◆ EXERCISE REQUIREMENTS
If a line below contains the word "title", count it. Please give the total and nothing else.

◆ DATA RECORDS
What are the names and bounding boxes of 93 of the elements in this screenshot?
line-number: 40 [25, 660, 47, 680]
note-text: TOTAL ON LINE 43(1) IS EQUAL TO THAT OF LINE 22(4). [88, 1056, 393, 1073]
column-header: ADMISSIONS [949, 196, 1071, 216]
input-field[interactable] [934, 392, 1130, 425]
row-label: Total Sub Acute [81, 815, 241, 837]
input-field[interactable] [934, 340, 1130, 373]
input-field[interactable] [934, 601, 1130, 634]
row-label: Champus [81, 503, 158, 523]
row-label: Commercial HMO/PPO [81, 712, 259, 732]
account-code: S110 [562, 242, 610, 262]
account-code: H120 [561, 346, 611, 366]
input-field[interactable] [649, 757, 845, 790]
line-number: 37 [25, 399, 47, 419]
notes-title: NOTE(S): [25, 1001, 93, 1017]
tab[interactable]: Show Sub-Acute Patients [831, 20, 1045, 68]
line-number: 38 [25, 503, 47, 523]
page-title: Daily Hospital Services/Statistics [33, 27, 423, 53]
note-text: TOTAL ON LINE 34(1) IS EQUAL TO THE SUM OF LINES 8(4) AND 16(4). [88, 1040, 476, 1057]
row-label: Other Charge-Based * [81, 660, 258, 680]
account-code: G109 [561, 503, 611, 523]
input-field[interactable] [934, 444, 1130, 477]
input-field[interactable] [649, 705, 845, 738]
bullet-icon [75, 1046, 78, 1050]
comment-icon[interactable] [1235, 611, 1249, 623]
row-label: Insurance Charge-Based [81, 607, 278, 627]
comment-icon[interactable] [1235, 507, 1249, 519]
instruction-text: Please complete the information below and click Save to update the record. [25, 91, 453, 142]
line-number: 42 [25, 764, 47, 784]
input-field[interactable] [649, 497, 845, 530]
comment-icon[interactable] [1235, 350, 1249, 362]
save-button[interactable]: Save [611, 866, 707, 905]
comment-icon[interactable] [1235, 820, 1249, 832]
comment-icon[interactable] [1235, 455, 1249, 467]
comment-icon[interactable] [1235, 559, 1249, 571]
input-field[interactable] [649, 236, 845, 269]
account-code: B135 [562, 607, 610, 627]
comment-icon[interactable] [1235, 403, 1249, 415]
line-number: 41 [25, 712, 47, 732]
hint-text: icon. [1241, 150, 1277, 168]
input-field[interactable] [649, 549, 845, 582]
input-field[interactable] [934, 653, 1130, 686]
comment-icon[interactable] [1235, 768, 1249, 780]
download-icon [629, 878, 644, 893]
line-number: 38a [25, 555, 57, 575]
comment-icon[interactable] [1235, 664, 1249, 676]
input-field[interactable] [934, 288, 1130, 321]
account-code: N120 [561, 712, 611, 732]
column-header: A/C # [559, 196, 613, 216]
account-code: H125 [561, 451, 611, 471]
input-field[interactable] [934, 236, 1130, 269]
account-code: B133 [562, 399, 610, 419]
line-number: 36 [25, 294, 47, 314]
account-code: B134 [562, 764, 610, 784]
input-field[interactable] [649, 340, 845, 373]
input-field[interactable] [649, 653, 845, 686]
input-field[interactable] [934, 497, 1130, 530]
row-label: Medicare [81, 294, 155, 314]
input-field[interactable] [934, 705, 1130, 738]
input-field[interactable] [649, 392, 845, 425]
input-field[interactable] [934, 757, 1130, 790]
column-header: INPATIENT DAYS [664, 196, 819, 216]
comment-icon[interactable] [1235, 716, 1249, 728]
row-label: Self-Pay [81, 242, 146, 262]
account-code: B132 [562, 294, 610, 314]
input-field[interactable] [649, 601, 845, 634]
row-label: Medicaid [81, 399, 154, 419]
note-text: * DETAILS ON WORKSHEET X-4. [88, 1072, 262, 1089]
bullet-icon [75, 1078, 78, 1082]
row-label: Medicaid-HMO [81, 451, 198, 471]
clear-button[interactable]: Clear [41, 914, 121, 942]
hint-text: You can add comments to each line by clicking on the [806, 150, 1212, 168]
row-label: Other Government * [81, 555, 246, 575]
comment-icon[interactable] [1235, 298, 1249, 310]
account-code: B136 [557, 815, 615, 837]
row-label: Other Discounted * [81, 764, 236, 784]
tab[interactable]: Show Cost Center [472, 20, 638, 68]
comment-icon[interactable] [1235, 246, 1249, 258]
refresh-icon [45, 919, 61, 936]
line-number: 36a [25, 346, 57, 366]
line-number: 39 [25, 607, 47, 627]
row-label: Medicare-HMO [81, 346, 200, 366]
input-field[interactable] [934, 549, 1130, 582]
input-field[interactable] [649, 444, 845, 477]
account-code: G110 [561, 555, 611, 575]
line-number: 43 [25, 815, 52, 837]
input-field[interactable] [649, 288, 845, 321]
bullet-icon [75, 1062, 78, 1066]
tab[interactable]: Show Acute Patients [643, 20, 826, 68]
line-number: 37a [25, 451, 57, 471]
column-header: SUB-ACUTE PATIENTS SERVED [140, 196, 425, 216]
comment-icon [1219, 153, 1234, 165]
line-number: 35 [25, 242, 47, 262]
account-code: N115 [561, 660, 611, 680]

◆ RESULT OF THIS TASK
2